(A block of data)
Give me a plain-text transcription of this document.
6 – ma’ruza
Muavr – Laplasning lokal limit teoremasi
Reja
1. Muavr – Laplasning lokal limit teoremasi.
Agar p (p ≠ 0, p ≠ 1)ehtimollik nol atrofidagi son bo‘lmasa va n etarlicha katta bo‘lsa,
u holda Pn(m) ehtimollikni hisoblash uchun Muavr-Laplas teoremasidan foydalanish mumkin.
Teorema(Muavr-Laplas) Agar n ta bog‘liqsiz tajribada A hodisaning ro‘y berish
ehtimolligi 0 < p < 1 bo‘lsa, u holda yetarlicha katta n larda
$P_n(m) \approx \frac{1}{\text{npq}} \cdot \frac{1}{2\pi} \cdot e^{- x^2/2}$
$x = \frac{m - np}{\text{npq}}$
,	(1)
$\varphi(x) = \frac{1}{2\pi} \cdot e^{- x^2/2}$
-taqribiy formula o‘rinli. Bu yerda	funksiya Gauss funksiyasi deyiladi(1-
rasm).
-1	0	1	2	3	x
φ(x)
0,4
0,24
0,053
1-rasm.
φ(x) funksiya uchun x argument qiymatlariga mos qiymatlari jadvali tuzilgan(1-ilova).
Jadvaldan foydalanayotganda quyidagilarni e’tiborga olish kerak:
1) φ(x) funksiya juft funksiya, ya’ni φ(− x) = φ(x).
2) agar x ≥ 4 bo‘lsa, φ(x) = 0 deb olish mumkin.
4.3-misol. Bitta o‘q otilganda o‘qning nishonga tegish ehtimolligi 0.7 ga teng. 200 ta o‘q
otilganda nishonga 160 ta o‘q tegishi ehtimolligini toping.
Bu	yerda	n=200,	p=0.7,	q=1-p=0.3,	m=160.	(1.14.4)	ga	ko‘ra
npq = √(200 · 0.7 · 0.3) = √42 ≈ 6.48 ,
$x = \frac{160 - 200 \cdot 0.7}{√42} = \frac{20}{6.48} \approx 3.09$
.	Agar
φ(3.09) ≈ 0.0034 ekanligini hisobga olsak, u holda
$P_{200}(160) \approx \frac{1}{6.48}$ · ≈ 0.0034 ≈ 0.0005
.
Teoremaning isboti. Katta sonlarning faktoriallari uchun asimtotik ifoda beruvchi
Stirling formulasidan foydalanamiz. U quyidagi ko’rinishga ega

==

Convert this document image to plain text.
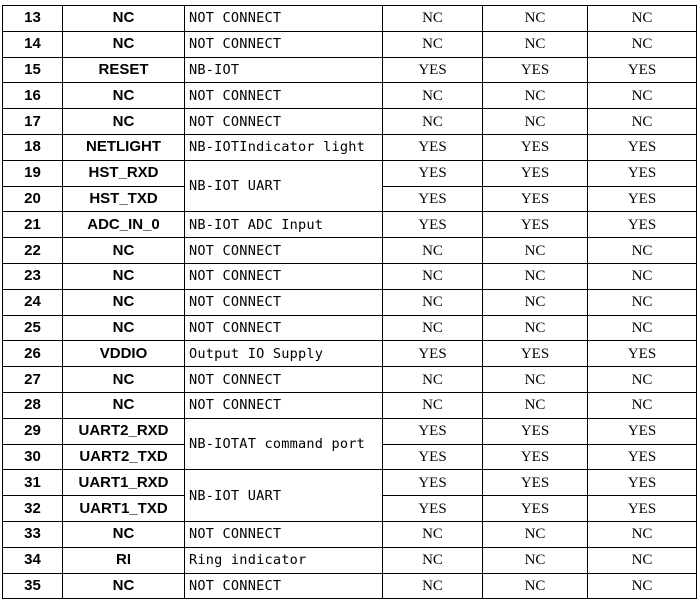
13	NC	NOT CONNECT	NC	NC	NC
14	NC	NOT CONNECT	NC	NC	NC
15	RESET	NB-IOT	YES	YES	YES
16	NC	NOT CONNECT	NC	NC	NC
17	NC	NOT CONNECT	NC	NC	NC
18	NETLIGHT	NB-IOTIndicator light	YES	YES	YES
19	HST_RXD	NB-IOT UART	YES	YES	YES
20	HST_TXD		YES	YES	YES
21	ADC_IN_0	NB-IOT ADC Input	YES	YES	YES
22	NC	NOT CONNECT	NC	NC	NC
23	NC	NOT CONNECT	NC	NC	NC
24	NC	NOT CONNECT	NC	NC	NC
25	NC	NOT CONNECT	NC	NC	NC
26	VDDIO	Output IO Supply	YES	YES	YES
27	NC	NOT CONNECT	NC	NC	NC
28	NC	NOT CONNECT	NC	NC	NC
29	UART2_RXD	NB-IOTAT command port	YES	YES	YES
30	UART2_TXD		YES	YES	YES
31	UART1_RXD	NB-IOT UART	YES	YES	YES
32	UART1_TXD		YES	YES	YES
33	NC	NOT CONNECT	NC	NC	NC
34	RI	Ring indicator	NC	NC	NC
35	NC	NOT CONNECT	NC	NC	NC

==

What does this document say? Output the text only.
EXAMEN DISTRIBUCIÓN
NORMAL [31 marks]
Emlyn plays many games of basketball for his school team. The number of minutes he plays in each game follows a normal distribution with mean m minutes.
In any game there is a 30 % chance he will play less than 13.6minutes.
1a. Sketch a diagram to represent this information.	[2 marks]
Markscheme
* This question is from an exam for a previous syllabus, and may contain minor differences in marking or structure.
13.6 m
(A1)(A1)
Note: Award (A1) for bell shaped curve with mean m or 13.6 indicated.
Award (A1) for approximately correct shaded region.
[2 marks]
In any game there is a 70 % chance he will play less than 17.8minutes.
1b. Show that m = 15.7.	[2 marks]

What is asked – Identify the lines of the entries containing the string "limit". Copy each such line.

Correct answer –
Muavr – Laplasning lokal limit teoremasi
1. Muavr – Laplasning lokal limit teoremasi.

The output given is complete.